Provided records -
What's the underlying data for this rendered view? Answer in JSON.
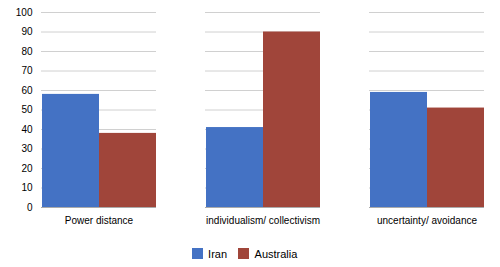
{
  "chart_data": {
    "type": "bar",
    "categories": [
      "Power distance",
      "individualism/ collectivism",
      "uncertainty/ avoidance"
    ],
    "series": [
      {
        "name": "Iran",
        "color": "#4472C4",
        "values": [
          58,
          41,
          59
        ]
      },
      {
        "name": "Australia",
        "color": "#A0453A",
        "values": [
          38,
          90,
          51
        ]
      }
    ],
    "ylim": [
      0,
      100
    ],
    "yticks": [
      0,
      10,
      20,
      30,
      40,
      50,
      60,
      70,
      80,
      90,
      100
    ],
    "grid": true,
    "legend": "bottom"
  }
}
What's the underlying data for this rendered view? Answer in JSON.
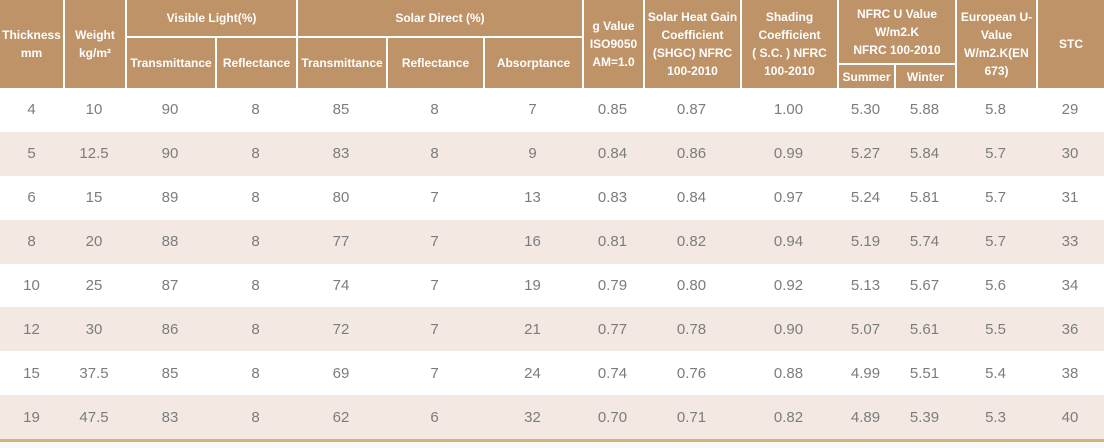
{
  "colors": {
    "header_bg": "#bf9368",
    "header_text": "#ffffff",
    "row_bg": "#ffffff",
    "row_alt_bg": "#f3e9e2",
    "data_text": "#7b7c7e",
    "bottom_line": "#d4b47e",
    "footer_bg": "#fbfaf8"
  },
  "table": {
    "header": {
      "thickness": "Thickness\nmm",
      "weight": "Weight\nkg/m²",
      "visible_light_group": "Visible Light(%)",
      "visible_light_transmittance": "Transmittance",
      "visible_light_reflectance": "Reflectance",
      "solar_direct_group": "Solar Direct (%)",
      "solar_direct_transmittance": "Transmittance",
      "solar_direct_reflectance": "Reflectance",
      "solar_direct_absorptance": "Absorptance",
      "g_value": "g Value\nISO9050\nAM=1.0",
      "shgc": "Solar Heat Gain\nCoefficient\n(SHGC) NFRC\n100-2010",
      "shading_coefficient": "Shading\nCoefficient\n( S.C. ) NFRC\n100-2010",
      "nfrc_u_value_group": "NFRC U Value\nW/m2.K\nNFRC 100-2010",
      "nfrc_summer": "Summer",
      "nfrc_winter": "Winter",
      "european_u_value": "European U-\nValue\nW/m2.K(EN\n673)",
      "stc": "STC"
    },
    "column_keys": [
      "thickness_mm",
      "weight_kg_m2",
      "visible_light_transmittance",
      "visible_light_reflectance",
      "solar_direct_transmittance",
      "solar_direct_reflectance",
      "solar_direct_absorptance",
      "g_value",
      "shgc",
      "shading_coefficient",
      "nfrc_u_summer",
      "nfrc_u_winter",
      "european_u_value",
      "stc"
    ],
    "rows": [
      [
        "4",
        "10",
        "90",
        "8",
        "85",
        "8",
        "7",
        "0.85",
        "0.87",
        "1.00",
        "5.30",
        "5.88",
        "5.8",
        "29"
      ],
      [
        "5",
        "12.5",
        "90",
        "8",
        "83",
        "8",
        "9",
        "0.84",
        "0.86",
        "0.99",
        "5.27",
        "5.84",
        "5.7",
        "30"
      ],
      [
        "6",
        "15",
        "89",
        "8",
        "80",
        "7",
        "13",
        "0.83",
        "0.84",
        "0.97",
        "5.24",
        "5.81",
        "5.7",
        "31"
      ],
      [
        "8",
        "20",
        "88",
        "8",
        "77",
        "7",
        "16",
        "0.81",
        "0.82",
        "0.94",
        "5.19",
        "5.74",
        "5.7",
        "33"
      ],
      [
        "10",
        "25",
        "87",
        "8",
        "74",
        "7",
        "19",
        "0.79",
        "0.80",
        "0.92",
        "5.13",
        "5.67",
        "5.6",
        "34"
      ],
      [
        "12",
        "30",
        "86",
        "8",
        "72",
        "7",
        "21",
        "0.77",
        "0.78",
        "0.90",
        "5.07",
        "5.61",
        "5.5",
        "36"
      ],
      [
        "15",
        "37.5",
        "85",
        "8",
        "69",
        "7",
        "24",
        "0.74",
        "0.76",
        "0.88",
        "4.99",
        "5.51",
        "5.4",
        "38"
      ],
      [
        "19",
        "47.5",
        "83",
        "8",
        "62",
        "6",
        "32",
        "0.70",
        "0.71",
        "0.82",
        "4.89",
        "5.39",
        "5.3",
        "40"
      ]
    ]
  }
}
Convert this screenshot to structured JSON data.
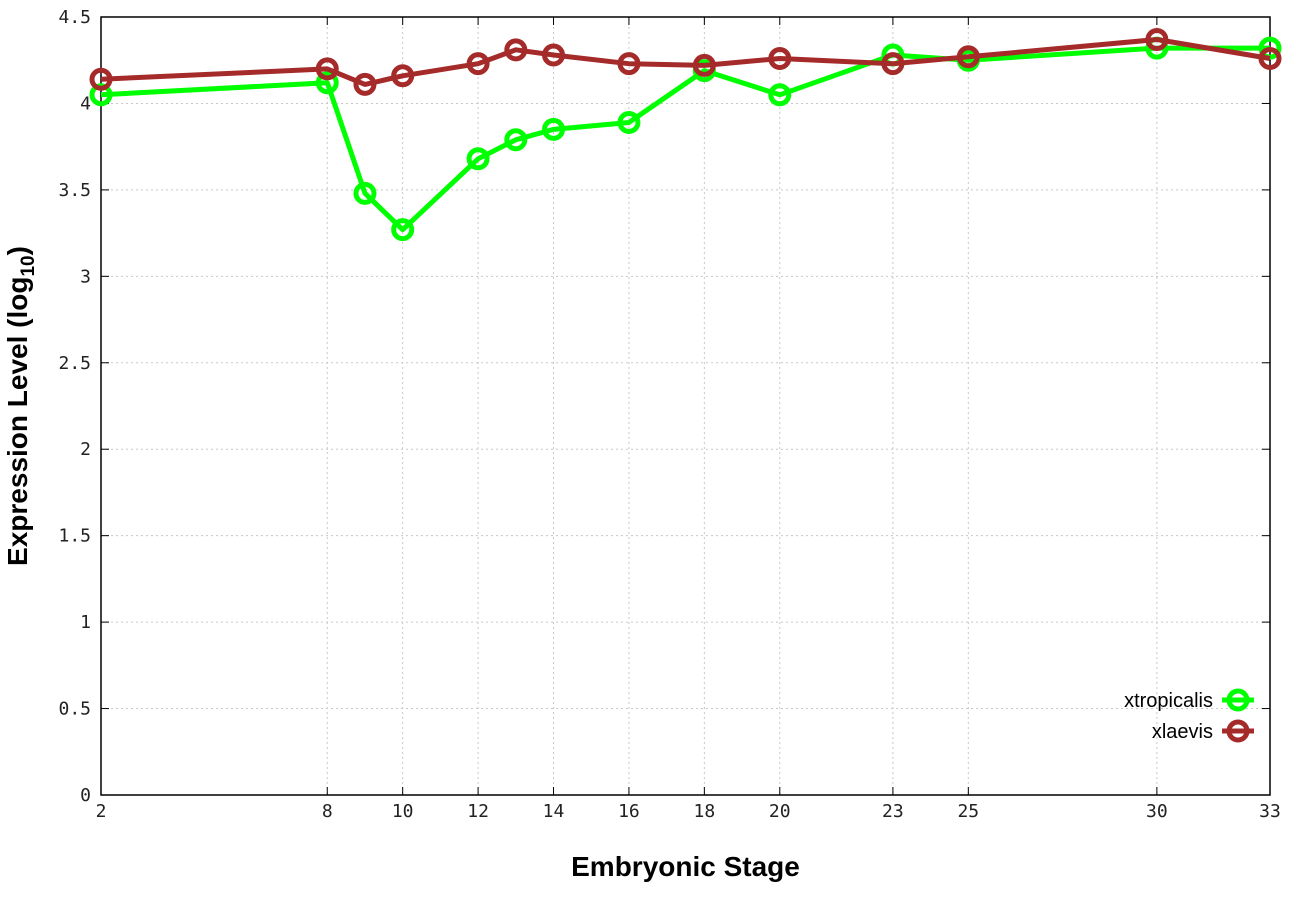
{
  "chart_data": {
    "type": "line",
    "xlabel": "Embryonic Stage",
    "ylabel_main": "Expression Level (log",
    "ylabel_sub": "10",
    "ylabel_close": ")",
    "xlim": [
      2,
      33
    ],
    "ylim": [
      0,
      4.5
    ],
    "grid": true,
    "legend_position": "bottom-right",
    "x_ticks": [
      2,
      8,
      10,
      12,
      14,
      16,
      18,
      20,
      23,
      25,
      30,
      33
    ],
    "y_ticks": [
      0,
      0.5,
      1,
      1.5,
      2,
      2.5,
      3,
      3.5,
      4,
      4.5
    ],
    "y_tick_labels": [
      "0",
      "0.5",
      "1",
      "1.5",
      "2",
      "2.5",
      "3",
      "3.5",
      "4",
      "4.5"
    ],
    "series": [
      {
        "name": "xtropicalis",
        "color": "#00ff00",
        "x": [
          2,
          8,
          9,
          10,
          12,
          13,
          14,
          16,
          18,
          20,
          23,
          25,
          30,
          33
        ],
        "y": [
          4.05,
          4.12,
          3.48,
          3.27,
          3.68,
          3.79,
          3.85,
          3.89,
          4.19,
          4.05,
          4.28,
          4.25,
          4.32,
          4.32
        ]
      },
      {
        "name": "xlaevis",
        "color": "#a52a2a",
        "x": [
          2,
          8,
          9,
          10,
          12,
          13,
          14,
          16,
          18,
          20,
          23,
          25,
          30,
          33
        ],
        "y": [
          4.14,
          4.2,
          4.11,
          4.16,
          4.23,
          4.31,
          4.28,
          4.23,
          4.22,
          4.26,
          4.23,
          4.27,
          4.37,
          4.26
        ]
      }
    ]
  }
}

Challenge - Please write out all the data again word for word, but not the pictures.

Full response -
What's the underlying data for this rendered view? Answer in JSON.
{
  "chart_data": {
    "type": "bar",
    "categories": [
      "Power distance",
      "individualism/ collectivism",
      "uncertainty/ avoidance"
    ],
    "series": [
      {
        "name": "Iran",
        "color": "#4472C4",
        "values": [
          58,
          41,
          59
        ]
      },
      {
        "name": "Australia",
        "color": "#A0453A",
        "values": [
          38,
          90,
          51
        ]
      }
    ],
    "ylim": [
      0,
      100
    ],
    "yticks": [
      0,
      10,
      20,
      30,
      40,
      50,
      60,
      70,
      80,
      90,
      100
    ],
    "grid": true,
    "legend": "bottom"
  }
}
What's the underlying data for this rendered view? Answer in JSON.
{
  "colors": {
    "header_bg": "#bf9368",
    "header_text": "#ffffff",
    "row_bg": "#ffffff",
    "row_alt_bg": "#f3e9e2",
    "data_text": "#7b7c7e",
    "bottom_line": "#d4b47e",
    "footer_bg": "#fbfaf8"
  },
  "table": {
    "header": {
      "thickness": "Thickness\nmm",
      "weight": "Weight\nkg/m²",
      "visible_light_group": "Visible Light(%)",
      "visible_light_transmittance": "Transmittance",
      "visible_light_reflectance": "Reflectance",
      "solar_direct_group": "Solar Direct (%)",
      "solar_direct_transmittance": "Transmittance",
      "solar_direct_reflectance": "Reflectance",
      "solar_direct_absorptance": "Absorptance",
      "g_value": "g Value\nISO9050\nAM=1.0",
      "shgc": "Solar Heat Gain\nCoefficient\n(SHGC) NFRC\n100-2010",
      "shading_coefficient": "Shading\nCoefficient\n( S.C. ) NFRC\n100-2010",
      "nfrc_u_value_group": "NFRC U Value\nW/m2.K\nNFRC 100-2010",
      "nfrc_summer": "Summer",
      "nfrc_winter": "Winter",
      "european_u_value": "European U-\nValue\nW/m2.K(EN\n673)",
      "stc": "STC"
    },
    "column_keys": [
      "thickness_mm",
      "weight_kg_m2",
      "visible_light_transmittance",
      "visible_light_reflectance",
      "solar_direct_transmittance",
      "solar_direct_reflectance",
      "solar_direct_absorptance",
      "g_value",
      "shgc",
      "shading_coefficient",
      "nfrc_u_summer",
      "nfrc_u_winter",
      "european_u_value",
      "stc"
    ],
    "rows": [
      [
        "4",
        "10",
        "90",
        "8",
        "85",
        "8",
        "7",
        "0.85",
        "0.87",
        "1.00",
        "5.30",
        "5.88",
        "5.8",
        "29"
      ],
      [
        "5",
        "12.5",
        "90",
        "8",
        "83",
        "8",
        "9",
        "0.84",
        "0.86",
        "0.99",
        "5.27",
        "5.84",
        "5.7",
        "30"
      ],
      [
        "6",
        "15",
        "89",
        "8",
        "80",
        "7",
        "13",
        "0.83",
        "0.84",
        "0.97",
        "5.24",
        "5.81",
        "5.7",
        "31"
      ],
      [
        "8",
        "20",
        "88",
        "8",
        "77",
        "7",
        "16",
        "0.81",
        "0.82",
        "0.94",
        "5.19",
        "5.74",
        "5.7",
        "33"
      ],
      [
        "10",
        "25",
        "87",
        "8",
        "74",
        "7",
        "19",
        "0.79",
        "0.80",
        "0.92",
        "5.13",
        "5.67",
        "5.6",
        "34"
      ],
      [
        "12",
        "30",
        "86",
        "8",
        "72",
        "7",
        "21",
        "0.77",
        "0.78",
        "0.90",
        "5.07",
        "5.61",
        "5.5",
        "36"
      ],
      [
        "15",
        "37.5",
        "85",
        "8",
        "69",
        "7",
        "24",
        "0.74",
        "0.76",
        "0.88",
        "4.99",
        "5.51",
        "5.4",
        "38"
      ],
      [
        "19",
        "47.5",
        "83",
        "8",
        "62",
        "6",
        "32",
        "0.70",
        "0.71",
        "0.82",
        "4.89",
        "5.39",
        "5.3",
        "40"
      ]
    ]
  }
}
Convert this screenshot to structured JSON data.
{
  "chart_data": {
    "type": "line",
    "xlabel": "Embryonic Stage",
    "ylabel_main": "Expression Level (log",
    "ylabel_sub": "10",
    "ylabel_close": ")",
    "xlim": [
      2,
      33
    ],
    "ylim": [
      0,
      4.5
    ],
    "grid": true,
    "legend_position": "bottom-right",
    "x_ticks": [
      2,
      8,
      10,
      12,
      14,
      16,
      18,
      20,
      23,
      25,
      30,
      33
    ],
    "y_ticks": [
      0,
      0.5,
      1,
      1.5,
      2,
      2.5,
      3,
      3.5,
      4,
      4.5
    ],
    "y_tick_labels": [
      "0",
      "0.5",
      "1",
      "1.5",
      "2",
      "2.5",
      "3",
      "3.5",
      "4",
      "4.5"
    ],
    "series": [
      {
        "name": "xtropicalis",
        "color": "#00ff00",
        "x": [
          2,
          8,
          9,
          10,
          12,
          13,
          14,
          16,
          18,
          20,
          23,
          25,
          30,
          33
        ],
        "y": [
          4.05,
          4.12,
          3.48,
          3.27,
          3.68,
          3.79,
          3.85,
          3.89,
          4.19,
          4.05,
          4.28,
          4.25,
          4.32,
          4.32
        ]
      },
      {
        "name": "xlaevis",
        "color": "#a52a2a",
        "x": [
          2,
          8,
          9,
          10,
          12,
          13,
          14,
          16,
          18,
          20,
          23,
          25,
          30,
          33
        ],
        "y": [
          4.14,
          4.2,
          4.11,
          4.16,
          4.23,
          4.31,
          4.28,
          4.23,
          4.22,
          4.26,
          4.23,
          4.27,
          4.37,
          4.26
        ]
      }
    ]
  }
}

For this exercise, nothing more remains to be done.